Goal - Pull every line that holds the word "this" from the entries.

The records -
━━━━━━

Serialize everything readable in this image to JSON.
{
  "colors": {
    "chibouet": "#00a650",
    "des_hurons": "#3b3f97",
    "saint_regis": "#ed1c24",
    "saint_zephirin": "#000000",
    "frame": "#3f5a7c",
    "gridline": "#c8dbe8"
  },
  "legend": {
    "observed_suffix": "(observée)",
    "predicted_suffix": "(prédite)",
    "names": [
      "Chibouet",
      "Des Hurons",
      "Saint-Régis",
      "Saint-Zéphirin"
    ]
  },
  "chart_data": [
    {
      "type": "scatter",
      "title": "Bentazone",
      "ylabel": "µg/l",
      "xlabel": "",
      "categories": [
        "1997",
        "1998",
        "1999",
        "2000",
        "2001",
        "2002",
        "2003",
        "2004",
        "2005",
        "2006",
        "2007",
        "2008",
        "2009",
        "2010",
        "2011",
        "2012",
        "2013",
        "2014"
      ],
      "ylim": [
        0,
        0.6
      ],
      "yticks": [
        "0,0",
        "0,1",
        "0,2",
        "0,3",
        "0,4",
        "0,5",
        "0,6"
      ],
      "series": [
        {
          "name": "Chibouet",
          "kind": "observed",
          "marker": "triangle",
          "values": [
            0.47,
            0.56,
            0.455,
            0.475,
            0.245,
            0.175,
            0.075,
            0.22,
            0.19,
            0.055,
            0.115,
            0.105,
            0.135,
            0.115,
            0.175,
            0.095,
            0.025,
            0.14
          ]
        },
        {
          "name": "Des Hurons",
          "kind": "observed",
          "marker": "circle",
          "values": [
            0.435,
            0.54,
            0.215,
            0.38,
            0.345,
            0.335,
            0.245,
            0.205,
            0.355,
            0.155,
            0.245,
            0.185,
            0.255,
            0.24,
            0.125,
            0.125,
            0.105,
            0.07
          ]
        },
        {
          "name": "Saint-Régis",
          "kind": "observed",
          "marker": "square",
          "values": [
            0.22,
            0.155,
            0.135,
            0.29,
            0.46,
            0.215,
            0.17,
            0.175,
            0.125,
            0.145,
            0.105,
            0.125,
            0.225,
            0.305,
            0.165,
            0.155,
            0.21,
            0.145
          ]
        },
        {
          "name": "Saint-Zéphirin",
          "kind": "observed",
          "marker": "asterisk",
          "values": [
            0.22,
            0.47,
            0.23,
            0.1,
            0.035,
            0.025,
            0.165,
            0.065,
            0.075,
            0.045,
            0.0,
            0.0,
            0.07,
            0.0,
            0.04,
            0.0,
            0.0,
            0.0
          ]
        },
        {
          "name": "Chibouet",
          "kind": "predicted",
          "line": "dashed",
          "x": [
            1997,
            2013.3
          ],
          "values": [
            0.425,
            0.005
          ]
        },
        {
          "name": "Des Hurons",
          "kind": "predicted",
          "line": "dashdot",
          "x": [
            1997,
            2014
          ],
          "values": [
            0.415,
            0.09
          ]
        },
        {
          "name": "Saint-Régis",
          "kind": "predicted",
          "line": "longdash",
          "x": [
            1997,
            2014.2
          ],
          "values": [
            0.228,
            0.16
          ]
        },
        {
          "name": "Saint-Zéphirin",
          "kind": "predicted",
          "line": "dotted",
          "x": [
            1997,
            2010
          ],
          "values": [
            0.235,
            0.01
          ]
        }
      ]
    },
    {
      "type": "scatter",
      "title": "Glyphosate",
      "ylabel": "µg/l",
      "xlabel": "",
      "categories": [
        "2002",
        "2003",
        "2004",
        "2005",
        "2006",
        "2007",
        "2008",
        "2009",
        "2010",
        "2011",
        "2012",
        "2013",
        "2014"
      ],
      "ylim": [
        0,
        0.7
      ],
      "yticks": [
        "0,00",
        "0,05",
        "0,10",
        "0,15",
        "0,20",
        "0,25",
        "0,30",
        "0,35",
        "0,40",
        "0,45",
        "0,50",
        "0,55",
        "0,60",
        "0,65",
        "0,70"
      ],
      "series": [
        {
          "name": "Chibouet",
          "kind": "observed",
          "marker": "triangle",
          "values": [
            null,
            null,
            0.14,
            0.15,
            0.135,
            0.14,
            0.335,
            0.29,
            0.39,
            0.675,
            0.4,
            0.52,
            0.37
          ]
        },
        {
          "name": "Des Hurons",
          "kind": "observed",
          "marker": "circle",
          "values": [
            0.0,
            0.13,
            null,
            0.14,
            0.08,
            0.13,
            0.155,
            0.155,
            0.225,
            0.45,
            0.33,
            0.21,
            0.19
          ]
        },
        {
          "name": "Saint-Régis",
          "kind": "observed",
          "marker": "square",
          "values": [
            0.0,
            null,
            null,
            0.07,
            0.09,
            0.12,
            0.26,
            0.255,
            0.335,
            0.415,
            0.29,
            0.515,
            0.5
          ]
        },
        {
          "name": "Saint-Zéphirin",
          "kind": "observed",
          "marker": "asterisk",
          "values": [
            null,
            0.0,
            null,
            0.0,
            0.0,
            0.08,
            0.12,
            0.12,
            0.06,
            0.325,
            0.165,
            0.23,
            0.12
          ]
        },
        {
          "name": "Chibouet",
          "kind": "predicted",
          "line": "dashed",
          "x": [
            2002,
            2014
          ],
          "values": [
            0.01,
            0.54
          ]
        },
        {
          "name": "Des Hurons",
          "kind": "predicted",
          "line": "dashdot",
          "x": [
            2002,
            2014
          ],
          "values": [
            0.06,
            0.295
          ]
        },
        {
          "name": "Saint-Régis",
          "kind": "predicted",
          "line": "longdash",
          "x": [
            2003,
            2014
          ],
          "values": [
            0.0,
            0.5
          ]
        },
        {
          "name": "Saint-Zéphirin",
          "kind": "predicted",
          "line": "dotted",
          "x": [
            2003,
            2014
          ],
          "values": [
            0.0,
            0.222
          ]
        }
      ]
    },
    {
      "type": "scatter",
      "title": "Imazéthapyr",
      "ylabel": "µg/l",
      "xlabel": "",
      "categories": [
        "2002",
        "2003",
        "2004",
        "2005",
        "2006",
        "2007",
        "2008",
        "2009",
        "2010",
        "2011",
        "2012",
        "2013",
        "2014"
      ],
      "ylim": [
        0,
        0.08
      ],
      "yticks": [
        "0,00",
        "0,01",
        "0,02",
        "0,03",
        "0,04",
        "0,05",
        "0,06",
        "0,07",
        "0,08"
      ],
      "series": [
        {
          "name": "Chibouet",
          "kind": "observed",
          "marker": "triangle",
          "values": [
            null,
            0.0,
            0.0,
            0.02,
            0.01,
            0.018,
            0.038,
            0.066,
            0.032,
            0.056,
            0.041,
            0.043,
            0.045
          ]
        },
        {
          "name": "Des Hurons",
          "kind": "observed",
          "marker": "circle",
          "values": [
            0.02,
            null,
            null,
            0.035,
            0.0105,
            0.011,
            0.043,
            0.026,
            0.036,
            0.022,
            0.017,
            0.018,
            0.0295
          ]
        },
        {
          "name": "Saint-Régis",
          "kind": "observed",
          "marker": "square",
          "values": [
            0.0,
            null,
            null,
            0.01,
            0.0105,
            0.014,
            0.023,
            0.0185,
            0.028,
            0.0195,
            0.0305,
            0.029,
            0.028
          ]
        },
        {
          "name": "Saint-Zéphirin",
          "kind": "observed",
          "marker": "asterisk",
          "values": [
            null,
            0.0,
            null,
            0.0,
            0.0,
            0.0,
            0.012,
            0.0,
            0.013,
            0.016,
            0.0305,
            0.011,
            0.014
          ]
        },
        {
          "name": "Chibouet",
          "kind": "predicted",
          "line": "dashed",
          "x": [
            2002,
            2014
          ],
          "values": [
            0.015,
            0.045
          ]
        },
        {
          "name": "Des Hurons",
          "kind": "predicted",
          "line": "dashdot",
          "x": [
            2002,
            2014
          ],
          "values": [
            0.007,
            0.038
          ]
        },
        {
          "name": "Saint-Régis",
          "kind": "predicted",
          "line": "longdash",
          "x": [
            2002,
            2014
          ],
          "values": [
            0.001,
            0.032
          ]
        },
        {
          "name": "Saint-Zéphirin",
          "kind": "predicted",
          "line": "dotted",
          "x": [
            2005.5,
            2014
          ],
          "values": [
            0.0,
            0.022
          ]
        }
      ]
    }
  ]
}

━━━━━━

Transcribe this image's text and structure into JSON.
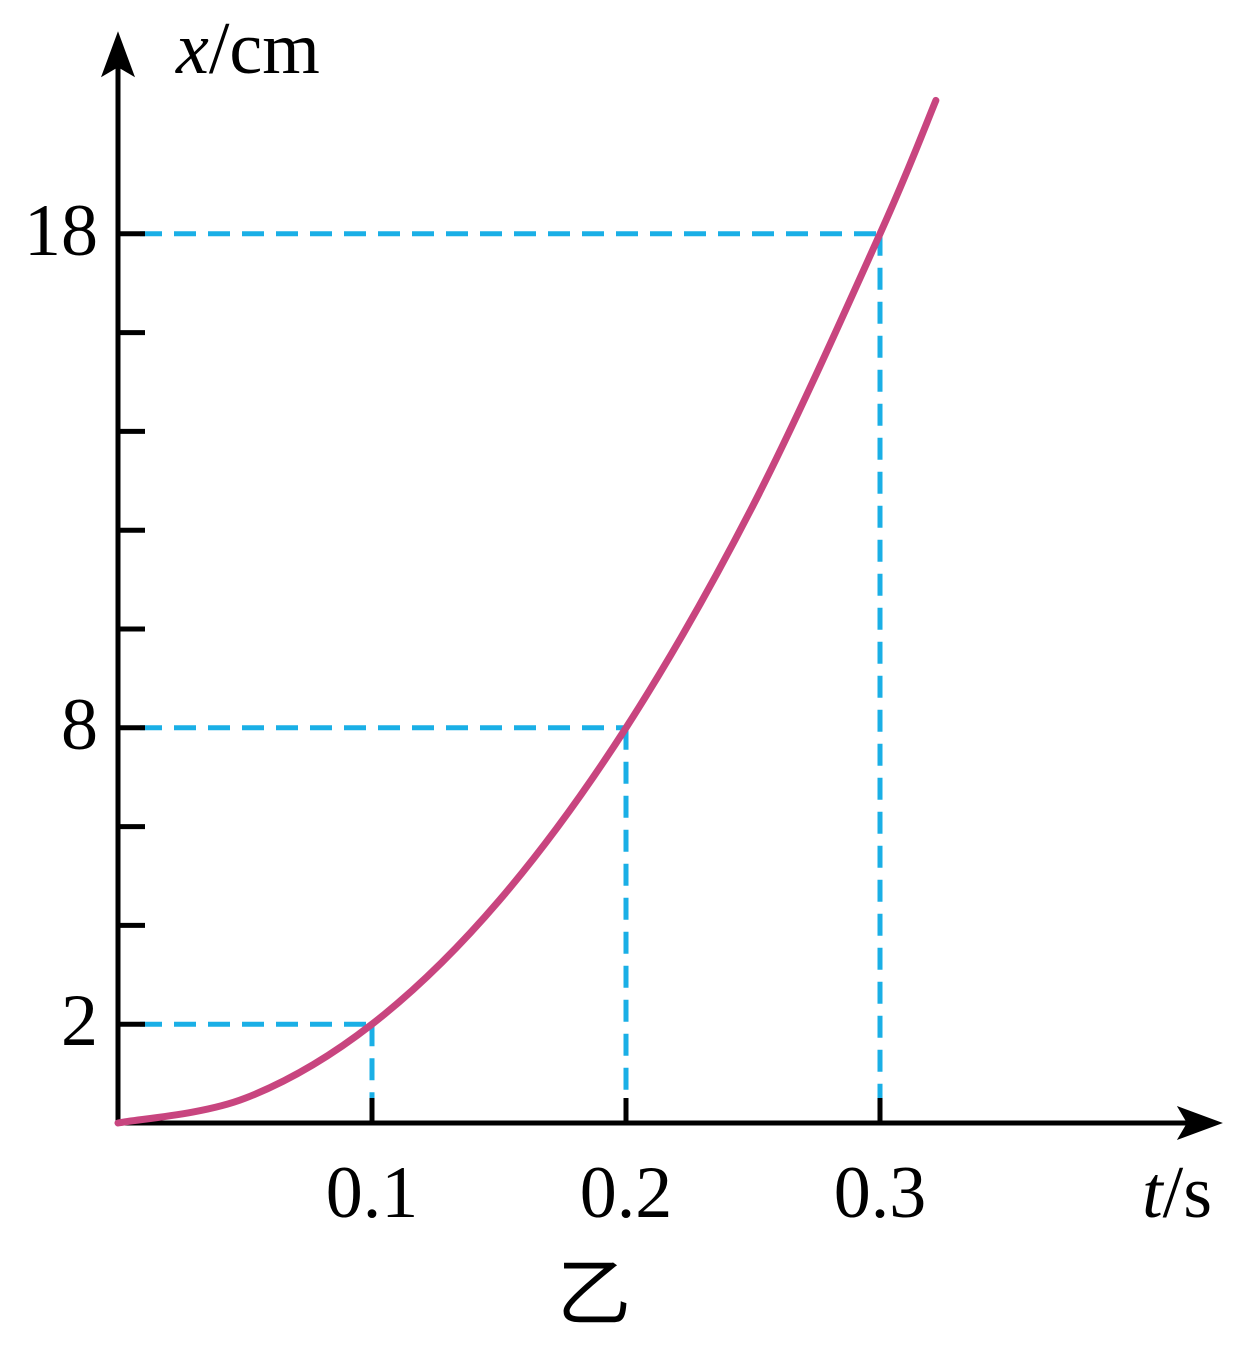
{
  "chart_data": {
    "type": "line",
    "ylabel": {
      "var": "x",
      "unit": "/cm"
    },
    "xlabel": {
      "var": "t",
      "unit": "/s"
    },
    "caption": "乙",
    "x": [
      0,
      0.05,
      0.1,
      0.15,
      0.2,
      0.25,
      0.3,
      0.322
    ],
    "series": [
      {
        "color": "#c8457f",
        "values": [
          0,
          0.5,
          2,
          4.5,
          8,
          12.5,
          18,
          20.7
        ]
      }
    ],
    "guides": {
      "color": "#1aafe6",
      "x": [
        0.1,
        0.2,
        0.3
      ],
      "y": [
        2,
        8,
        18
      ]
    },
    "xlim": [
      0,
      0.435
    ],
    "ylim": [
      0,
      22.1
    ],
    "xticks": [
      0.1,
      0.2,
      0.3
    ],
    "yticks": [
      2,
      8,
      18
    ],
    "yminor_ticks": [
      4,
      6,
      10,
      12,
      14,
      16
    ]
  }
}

━━━━━━

Exercise solution -
Serialize everything readable in this image to JSON.
Transcribe this image's text and structure into JSON.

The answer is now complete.